[START]

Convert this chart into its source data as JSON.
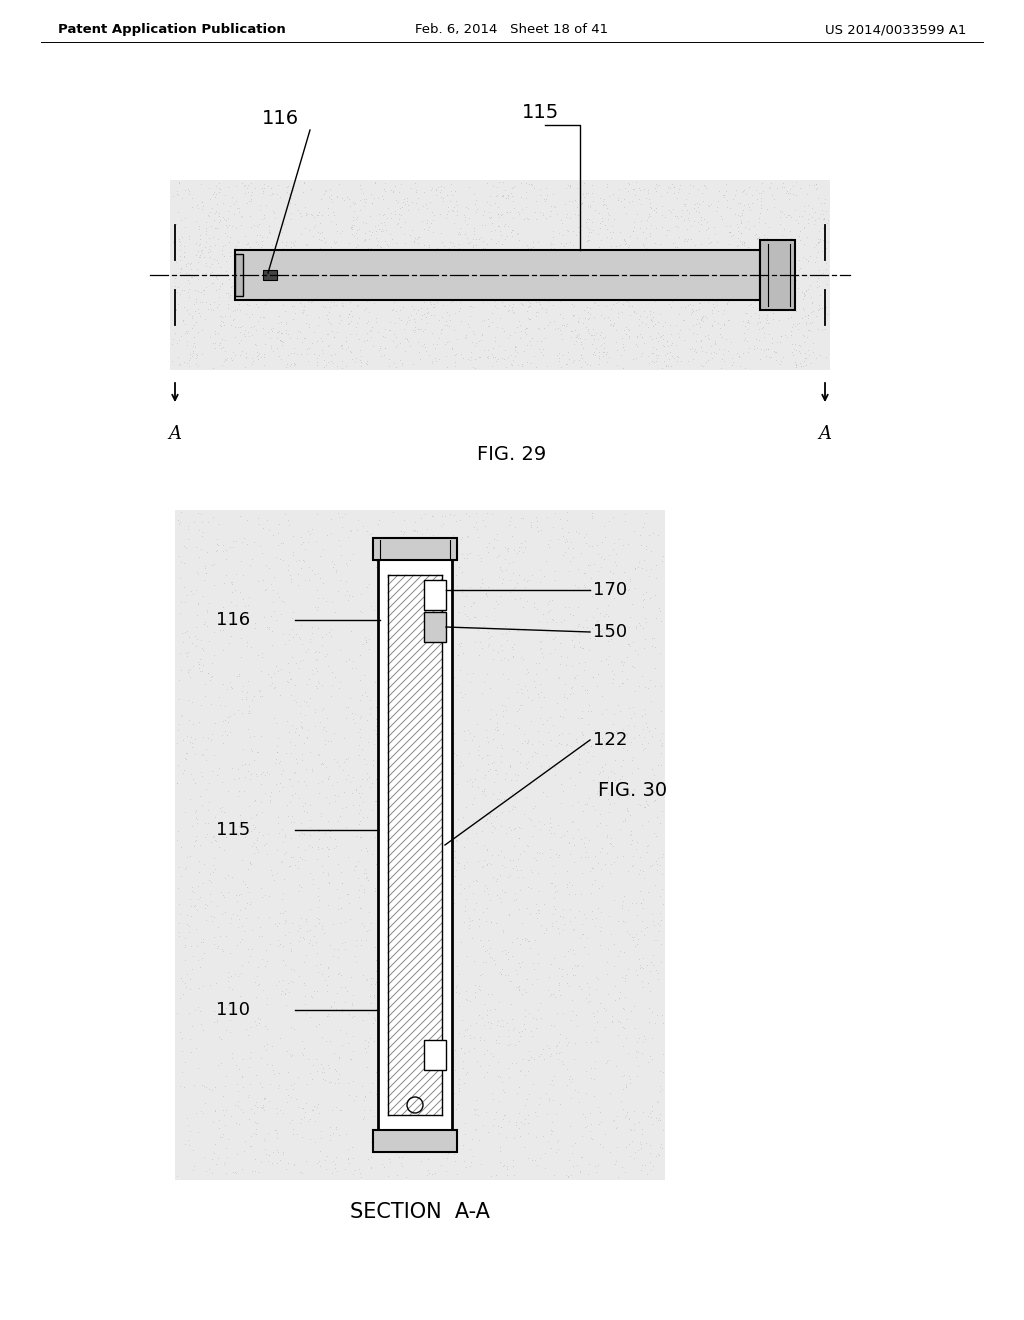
{
  "bg_color": "#ffffff",
  "header_left": "Patent Application Publication",
  "header_mid": "Feb. 6, 2014   Sheet 18 of 41",
  "header_right": "US 2014/0033599 A1",
  "fig29_label": "FIG. 29",
  "fig30_label": "FIG. 30",
  "section_label": "SECTION  A-A",
  "line_color": "#000000",
  "gray_bg": "#dcdcdc",
  "gray_light": "#e8e8e8"
}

[END]

= Aim =
Give the entries again without a single change, but with no pictures.

= Solution to this problem =
Convert this chart into its source data as JSON.
{
  "bg_color": "#ffffff",
  "header_left": "Patent Application Publication",
  "header_mid": "Feb. 6, 2014   Sheet 18 of 41",
  "header_right": "US 2014/0033599 A1",
  "fig29_label": "FIG. 29",
  "fig30_label": "FIG. 30",
  "section_label": "SECTION  A-A",
  "line_color": "#000000",
  "gray_bg": "#dcdcdc",
  "gray_light": "#e8e8e8"
}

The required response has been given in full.